▸ **EXERCISE OBJECTIVE**
Quote the whole listing verbatim.

::::::::

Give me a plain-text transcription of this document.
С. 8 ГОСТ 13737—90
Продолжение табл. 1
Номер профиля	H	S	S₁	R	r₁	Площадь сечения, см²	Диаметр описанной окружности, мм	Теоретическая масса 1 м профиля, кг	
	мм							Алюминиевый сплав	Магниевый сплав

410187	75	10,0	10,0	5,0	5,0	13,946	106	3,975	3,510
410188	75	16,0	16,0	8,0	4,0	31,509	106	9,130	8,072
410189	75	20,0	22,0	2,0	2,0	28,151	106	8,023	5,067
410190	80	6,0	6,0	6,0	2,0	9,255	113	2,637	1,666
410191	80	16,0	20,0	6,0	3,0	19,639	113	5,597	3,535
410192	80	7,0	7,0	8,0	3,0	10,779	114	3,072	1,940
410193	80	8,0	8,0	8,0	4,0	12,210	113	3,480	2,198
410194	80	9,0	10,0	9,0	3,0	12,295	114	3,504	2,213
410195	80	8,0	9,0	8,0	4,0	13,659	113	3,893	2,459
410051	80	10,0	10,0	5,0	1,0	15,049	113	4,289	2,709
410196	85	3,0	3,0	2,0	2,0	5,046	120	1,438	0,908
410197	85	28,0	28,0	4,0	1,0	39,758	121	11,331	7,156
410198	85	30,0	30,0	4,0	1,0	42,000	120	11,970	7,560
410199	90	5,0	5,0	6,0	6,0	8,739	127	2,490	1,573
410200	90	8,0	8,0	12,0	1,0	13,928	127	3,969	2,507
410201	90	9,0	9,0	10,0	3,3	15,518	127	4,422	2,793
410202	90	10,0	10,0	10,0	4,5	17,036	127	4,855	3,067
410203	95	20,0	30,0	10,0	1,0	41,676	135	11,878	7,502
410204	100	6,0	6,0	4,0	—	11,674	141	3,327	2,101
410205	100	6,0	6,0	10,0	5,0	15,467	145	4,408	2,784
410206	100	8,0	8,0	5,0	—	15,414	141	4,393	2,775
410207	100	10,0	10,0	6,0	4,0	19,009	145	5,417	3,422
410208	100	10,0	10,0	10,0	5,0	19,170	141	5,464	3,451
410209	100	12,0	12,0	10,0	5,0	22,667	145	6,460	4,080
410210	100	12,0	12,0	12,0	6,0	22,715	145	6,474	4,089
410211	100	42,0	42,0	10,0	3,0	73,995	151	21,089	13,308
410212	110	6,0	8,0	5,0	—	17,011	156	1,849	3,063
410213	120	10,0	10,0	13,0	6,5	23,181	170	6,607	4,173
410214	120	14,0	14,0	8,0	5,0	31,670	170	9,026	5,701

::::::::

▸ **FULL SOLUTION**
Give me a plain-text transcription of this document.
С. 8 ГОСТ 13737—90
Продолжение табл. 1
Номер профиля	H	S	S₁	R	r₁	Площадь сечения, см²	Диаметр описанной окружности, мм	Теоретическая масса 1 м профиля, кг	
	мм							Алюминиевый сплав	Магниевый сплав

410187	75	10,0	10,0	5,0	5,0	13,946	106	3,975	3,510
410188	75	16,0	16,0	8,0	4,0	31,509	106	9,130	8,072
410189	75	20,0	22,0	2,0	2,0	28,151	106	8,023	5,067
410190	80	6,0	6,0	6,0	2,0	9,255	113	2,637	1,666
410191	80	16,0	20,0	6,0	3,0	19,639	113	5,597	3,535
410192	80	7,0	7,0	8,0	3,0	10,779	114	3,072	1,940
410193	80	8,0	8,0	8,0	4,0	12,210	113	3,480	2,198
410194	80	9,0	10,0	9,0	3,0	12,295	114	3,504	2,213
410195	80	8,0	9,0	8,0	4,0	13,659	113	3,893	2,459
410051	80	10,0	10,0	5,0	1,0	15,049	113	4,289	2,709
410196	85	3,0	3,0	2,0	2,0	5,046	120	1,438	0,908
410197	85	28,0	28,0	4,0	1,0	39,758	121	11,331	7,156
410198	85	30,0	30,0	4,0	1,0	42,000	120	11,970	7,560
410199	90	5,0	5,0	6,0	6,0	8,739	127	2,490	1,573
410200	90	8,0	8,0	12,0	1,0	13,928	127	3,969	2,507
410201	90	9,0	9,0	10,0	3,3	15,518	127	4,422	2,793
410202	90	10,0	10,0	10,0	4,5	17,036	127	4,855	3,067
410203	95	20,0	30,0	10,0	1,0	41,676	135	11,878	7,502
410204	100	6,0	6,0	4,0	—	11,674	141	3,327	2,101
410205	100	6,0	6,0	10,0	5,0	15,467	145	4,408	2,784
410206	100	8,0	8,0	5,0	—	15,414	141	4,393	2,775
410207	100	10,0	10,0	6,0	4,0	19,009	145	5,417	3,422
410208	100	10,0	10,0	10,0	5,0	19,170	141	5,464	3,451
410209	100	12,0	12,0	10,0	5,0	22,667	145	6,460	4,080
410210	100	12,0	12,0	12,0	6,0	22,715	145	6,474	4,089
410211	100	42,0	42,0	10,0	3,0	73,995	151	21,089	13,308
410212	110	6,0	8,0	5,0	—	17,011	156	1,849	3,063
410213	120	10,0	10,0	13,0	6,5	23,181	170	6,607	4,173
410214	120	14,0	14,0	8,0	5,0	31,670	170	9,026	5,701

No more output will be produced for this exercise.